Extracted records:
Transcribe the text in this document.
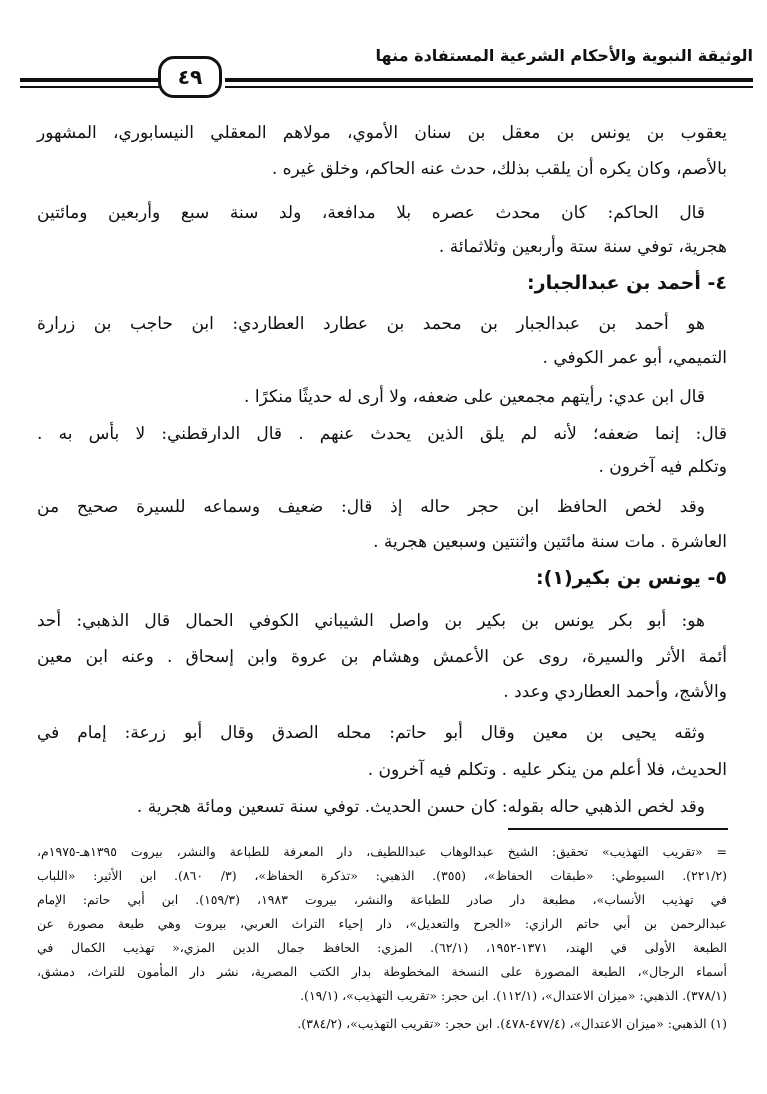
الوثيقة النبوية والأحكام الشرعية المستفادة منها
٤٩
يعقوب بن يونس بن معقل بن سنان الأموي، مولاهم المعقلي النيسابوري، المشهور
بالأصم، وكان يكره أن يلقب بذلك، حدث عنه الحاكم، وخلق غيره .
قال الحاكم: كان محدث عصره بلا مدافعة، ولد سنة سبع وأربعين ومائتين
هجرية، توفي سنة ستة وأربعين وثلاثمائة .
٤- أحمد بن عبدالجبار:
هو أحمد بن عبدالجبار بن محمد بن عطارد العطاردي: ابن حاجب بن زرارة
التميمي، أبو عمر الكوفي .
قال ابن عدي: رأيتهم مجمعين على ضعفه، ولا أرى له حديثًا منكرًا .
قال: إنما ضعفه؛ لأنه لم يلق الذين يحدث عنهم . قال الدارقطني: لا بأس به .
وتكلم فيه آخرون .
وقد لخص الحافظ ابن حجر حاله إذ قال: ضعيف وسماعه للسيرة صحيح من
العاشرة . مات سنة مائتين واثنتين وسبعين هجرية .
٥- يونس بن بكير(١):
هو: أبو بكر يونس بن بكير بن واصل الشيباني الكوفي الحمال قال الذهبي: أحد
أئمة الأثر والسيرة، روى عن الأعمش وهشام بن عروة وابن إسحاق . وعنه ابن معين
والأشج، وأحمد العطاردي وعدد .
وثقه يحيى بن معين وقال أبو حاتم: محله الصدق وقال أبو زرعة: إمام في
الحديث، فلا أعلم من ينكر عليه . وتكلم فيه آخرون .
وقد لخص الذهبي حاله بقوله: كان حسن الحديث. توفي سنة تسعين ومائة هجرية .
= «تقريب التهذيب» تحقيق: الشيخ عبدالوهاب عبداللطيف، دار المعرفة للطباعة والنشر، بيروت ١٣٩٥هـ-١٩٧٥م،
(٢٢١/٢). السيوطي: «طبقات الحفاظ»، (٣٥٥). الذهبي: «تذكرة الحفاظ»، (٣/ ٨٦٠). ابن الأثير: «اللباب
في تهذيب الأنساب»، مطبعة دار صادر للطباعة والنشر، بيروت ١٩٨٣، (١٥٩/٣). ابن أبي حاتم: الإمام
عبدالرحمن بن أبي حاتم الرازي: «الجرح والتعديل»، دار إحياء التراث العربي، بيروت وهي طبعة مصورة عن
الطبعة الأولى في الهند، ١٣٧١-١٩٥٢، (٦٢/١). المزي: الحافظ جمال الدين المزي،« تهذيب الكمال في
أسماء الرجال»، الطبعة المصورة على النسخة المخطوطة بدار الكتب المصرية، نشر دار المأمون للتراث، دمشق،
(٣٧٨/١). الذهبي: «ميزان الاعتدال»، (١١٢/١). ابن حجر: «تقريب التهذيب»، (١٩/١).
(١) الذهبي: «ميزان الاعتدال»، (٤٧٧/٤-٤٧٨). ابن حجر: «تقريب التهذيب»، (٣٨٤/٢).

**REQUIREMENT:**
Nothing in the entries should change as you copy them, except that the pictures are left out.

**RESULT OF THIS EXERCISE:**
Transcribe the text in this document.
الوثيقة النبوية والأحكام الشرعية المستفادة منها
٤٩
يعقوب بن يونس بن معقل بن سنان الأموي، مولاهم المعقلي النيسابوري، المشهور
بالأصم، وكان يكره أن يلقب بذلك، حدث عنه الحاكم، وخلق غيره .
قال الحاكم: كان محدث عصره بلا مدافعة، ولد سنة سبع وأربعين ومائتين
هجرية، توفي سنة ستة وأربعين وثلاثمائة .
٤- أحمد بن عبدالجبار:
هو أحمد بن عبدالجبار بن محمد بن عطارد العطاردي: ابن حاجب بن زرارة
التميمي، أبو عمر الكوفي .
قال ابن عدي: رأيتهم مجمعين على ضعفه، ولا أرى له حديثًا منكرًا .
قال: إنما ضعفه؛ لأنه لم يلق الذين يحدث عنهم . قال الدارقطني: لا بأس به .
وتكلم فيه آخرون .
وقد لخص الحافظ ابن حجر حاله إذ قال: ضعيف وسماعه للسيرة صحيح من
العاشرة . مات سنة مائتين واثنتين وسبعين هجرية .
٥- يونس بن بكير(١):
هو: أبو بكر يونس بن بكير بن واصل الشيباني الكوفي الحمال قال الذهبي: أحد
أئمة الأثر والسيرة، روى عن الأعمش وهشام بن عروة وابن إسحاق . وعنه ابن معين
والأشج، وأحمد العطاردي وعدد .
وثقه يحيى بن معين وقال أبو حاتم: محله الصدق وقال أبو زرعة: إمام في
الحديث، فلا أعلم من ينكر عليه . وتكلم فيه آخرون .
وقد لخص الذهبي حاله بقوله: كان حسن الحديث. توفي سنة تسعين ومائة هجرية .
= «تقريب التهذيب» تحقيق: الشيخ عبدالوهاب عبداللطيف، دار المعرفة للطباعة والنشر، بيروت ١٣٩٥هـ-١٩٧٥م،
(٢٢١/٢). السيوطي: «طبقات الحفاظ»، (٣٥٥). الذهبي: «تذكرة الحفاظ»، (٣/ ٨٦٠). ابن الأثير: «اللباب
في تهذيب الأنساب»، مطبعة دار صادر للطباعة والنشر، بيروت ١٩٨٣، (١٥٩/٣). ابن أبي حاتم: الإمام
عبدالرحمن بن أبي حاتم الرازي: «الجرح والتعديل»، دار إحياء التراث العربي، بيروت وهي طبعة مصورة عن
الطبعة الأولى في الهند، ١٣٧١-١٩٥٢، (٦٢/١). المزي: الحافظ جمال الدين المزي،« تهذيب الكمال في
أسماء الرجال»، الطبعة المصورة على النسخة المخطوطة بدار الكتب المصرية، نشر دار المأمون للتراث، دمشق،
(٣٧٨/١). الذهبي: «ميزان الاعتدال»، (١١٢/١). ابن حجر: «تقريب التهذيب»، (١٩/١).
(١) الذهبي: «ميزان الاعتدال»، (٤٧٧/٤-٤٧٨). ابن حجر: «تقريب التهذيب»، (٣٨٤/٢).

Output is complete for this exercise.